◆ The problem:
With the records as your source, report how many lines contain "Laminae". Add no other words.

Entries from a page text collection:

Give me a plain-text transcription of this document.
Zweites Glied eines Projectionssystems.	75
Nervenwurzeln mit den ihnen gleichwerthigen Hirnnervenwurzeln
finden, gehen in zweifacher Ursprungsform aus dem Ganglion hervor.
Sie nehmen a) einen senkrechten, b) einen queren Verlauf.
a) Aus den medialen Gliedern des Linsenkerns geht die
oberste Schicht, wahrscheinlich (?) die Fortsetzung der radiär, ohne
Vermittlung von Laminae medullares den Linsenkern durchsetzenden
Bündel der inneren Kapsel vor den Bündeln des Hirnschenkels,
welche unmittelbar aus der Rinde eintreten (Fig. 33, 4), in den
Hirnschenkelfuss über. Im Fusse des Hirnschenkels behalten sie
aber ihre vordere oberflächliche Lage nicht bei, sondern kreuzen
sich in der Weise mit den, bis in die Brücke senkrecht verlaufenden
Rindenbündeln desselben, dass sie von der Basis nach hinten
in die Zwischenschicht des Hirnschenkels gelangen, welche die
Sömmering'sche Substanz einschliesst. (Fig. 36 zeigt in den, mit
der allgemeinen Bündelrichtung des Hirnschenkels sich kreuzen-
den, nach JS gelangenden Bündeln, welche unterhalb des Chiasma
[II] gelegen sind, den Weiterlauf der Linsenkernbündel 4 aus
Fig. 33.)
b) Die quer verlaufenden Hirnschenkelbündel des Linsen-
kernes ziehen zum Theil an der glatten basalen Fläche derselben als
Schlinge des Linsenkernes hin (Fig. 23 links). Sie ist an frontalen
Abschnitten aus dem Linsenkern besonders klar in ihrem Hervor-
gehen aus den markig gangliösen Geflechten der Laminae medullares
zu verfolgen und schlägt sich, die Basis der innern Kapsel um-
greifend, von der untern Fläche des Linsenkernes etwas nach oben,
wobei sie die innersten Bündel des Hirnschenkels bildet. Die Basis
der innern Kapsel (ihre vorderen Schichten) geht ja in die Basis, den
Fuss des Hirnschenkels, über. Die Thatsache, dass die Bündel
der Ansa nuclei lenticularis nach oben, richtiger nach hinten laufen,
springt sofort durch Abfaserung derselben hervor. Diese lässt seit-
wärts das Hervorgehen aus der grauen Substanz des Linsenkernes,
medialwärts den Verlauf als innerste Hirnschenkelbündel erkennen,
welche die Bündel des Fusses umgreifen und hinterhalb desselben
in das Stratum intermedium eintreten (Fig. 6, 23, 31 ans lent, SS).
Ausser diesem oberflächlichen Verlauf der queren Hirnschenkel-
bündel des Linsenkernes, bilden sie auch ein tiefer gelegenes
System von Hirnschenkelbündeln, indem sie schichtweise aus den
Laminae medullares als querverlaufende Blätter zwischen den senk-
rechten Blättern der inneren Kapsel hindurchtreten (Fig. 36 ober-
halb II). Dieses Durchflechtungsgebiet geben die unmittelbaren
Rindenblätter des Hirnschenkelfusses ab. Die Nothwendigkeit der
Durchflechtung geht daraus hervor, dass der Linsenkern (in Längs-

◆ Result of this task:
3